[Begin WORKING DATA]

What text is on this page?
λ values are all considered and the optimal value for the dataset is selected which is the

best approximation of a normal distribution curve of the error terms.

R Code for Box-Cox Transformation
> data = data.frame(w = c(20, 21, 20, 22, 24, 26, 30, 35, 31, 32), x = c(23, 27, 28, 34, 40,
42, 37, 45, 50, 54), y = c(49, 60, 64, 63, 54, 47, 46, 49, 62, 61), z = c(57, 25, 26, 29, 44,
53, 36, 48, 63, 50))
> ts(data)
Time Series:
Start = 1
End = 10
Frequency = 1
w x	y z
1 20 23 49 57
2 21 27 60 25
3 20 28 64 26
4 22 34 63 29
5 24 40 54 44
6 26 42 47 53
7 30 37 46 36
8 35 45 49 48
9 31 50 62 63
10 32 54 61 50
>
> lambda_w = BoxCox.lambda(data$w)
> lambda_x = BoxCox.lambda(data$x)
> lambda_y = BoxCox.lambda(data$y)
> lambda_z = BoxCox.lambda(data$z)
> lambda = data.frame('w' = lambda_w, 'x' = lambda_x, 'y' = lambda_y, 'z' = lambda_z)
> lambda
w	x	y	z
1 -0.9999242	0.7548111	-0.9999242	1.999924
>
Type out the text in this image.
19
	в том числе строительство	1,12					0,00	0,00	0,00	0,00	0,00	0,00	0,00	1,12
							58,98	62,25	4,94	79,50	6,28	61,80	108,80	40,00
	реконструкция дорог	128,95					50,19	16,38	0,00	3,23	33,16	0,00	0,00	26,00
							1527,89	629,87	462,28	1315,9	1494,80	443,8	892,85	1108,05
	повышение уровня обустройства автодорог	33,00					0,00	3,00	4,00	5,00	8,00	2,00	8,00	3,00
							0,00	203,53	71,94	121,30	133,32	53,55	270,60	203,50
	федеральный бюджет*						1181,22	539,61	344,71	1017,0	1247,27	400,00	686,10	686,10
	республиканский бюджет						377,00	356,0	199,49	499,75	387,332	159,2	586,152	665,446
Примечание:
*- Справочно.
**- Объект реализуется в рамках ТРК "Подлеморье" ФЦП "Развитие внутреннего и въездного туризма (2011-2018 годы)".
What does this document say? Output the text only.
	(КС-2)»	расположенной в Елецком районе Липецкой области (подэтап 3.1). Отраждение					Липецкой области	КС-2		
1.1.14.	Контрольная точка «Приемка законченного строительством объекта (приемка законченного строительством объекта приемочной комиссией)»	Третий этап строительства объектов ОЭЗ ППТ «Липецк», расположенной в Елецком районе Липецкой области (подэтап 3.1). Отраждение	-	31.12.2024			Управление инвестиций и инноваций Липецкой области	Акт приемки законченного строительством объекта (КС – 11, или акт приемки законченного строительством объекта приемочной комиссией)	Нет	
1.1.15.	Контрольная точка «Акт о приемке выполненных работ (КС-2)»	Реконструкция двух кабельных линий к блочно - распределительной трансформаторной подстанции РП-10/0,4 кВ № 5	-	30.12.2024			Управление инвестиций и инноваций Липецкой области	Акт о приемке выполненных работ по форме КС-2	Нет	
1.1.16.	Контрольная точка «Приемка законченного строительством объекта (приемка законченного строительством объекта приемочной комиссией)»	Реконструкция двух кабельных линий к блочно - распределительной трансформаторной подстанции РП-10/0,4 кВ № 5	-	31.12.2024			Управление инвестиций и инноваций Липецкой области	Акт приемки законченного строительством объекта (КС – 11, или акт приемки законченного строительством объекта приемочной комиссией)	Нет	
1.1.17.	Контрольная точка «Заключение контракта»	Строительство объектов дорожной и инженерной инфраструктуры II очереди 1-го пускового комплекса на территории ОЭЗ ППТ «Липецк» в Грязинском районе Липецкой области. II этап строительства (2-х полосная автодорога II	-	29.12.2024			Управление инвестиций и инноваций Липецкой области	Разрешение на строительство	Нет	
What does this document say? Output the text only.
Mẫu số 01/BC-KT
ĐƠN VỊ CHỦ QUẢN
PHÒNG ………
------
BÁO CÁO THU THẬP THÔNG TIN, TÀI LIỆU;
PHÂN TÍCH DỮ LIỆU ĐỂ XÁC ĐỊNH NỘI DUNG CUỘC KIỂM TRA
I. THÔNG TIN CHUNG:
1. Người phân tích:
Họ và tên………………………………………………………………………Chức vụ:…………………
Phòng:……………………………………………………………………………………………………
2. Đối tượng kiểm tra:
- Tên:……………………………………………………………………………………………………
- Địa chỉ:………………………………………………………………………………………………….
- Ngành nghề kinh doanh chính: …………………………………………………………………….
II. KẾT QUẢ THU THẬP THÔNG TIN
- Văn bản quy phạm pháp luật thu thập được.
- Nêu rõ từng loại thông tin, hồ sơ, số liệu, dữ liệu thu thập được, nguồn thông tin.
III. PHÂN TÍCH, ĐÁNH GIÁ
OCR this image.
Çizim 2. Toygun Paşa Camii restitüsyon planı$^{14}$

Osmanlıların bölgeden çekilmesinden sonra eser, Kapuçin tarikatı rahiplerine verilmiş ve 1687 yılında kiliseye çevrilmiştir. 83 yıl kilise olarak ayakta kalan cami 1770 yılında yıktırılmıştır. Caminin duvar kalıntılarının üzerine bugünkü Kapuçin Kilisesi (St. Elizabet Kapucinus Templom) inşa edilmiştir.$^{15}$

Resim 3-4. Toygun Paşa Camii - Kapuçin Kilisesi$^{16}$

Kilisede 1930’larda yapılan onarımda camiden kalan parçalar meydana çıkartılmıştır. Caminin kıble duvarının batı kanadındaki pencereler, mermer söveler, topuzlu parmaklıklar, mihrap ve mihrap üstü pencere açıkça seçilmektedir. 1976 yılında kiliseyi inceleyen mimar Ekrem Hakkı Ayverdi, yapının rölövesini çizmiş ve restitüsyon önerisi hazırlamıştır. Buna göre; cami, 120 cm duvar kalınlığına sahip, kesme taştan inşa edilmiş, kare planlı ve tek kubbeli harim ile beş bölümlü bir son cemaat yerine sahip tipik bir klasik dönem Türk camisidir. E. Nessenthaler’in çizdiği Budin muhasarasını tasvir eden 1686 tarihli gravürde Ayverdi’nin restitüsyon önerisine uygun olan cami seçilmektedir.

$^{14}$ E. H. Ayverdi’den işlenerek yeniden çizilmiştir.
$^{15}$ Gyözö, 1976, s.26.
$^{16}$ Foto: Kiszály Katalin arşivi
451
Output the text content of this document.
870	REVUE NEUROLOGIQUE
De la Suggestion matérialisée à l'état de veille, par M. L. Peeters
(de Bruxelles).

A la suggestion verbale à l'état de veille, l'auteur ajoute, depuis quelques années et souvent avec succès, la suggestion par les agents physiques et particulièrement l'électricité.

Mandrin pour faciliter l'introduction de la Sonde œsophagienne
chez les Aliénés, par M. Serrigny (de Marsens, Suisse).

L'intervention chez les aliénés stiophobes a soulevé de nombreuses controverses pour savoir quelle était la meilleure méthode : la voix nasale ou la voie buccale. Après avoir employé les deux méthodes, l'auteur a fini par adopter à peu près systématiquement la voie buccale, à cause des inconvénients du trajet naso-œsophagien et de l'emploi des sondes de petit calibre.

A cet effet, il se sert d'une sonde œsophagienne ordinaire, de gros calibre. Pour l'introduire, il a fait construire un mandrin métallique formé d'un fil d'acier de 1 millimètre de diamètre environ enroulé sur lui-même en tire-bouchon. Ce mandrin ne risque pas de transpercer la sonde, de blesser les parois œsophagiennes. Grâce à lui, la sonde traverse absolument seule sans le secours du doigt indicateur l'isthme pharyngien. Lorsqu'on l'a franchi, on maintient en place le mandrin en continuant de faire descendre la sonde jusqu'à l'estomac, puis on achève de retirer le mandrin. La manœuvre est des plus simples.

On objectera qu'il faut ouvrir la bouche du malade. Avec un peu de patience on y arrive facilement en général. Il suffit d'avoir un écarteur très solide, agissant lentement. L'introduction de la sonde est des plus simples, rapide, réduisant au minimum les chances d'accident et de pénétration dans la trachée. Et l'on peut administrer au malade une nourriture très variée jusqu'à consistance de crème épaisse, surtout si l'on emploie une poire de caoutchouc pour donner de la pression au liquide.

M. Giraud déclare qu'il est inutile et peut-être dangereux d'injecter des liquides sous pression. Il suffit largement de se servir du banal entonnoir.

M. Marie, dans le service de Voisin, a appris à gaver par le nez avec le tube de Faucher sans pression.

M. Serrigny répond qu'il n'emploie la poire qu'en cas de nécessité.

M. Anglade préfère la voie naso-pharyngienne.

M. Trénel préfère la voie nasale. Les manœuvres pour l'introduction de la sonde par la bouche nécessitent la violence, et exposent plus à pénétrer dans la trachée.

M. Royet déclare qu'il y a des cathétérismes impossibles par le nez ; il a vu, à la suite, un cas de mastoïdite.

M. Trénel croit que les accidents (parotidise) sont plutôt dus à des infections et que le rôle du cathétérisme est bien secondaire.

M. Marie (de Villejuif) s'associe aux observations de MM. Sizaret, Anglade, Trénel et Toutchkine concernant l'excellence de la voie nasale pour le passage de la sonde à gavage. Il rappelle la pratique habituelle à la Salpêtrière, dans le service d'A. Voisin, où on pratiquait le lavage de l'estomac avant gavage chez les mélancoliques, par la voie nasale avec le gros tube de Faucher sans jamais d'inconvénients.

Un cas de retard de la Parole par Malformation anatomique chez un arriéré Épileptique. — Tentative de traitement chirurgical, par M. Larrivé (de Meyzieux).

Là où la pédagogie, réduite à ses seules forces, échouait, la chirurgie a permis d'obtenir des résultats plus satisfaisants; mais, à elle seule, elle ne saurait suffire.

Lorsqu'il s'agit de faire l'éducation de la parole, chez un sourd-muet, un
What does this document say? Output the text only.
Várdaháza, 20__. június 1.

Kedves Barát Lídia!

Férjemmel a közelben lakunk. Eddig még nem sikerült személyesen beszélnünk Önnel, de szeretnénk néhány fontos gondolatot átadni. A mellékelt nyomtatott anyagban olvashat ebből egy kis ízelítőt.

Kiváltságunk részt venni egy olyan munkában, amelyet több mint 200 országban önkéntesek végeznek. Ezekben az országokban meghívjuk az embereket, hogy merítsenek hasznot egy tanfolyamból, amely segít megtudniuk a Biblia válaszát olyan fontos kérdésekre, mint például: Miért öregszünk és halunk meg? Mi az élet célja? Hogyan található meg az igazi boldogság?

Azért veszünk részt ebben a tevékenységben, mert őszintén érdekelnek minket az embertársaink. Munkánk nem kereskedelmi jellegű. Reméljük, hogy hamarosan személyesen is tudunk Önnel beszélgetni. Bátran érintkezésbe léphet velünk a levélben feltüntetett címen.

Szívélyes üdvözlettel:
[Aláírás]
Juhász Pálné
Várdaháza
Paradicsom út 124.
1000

[End WORKING DATA]

Each line above that holds the string "déclare" should be copied and shown.

TASK ANSWER
M. Giraud déclare qu'il est inutile et peut-être dangereux d'injecter des liquides sous pression. Il suffit largement de se servir du banal entonnoir.
M. Royet déclare qu'il y a des cathétérismes impossibles par le nez ; il a vu, à la suite, un cas de mastoïdite.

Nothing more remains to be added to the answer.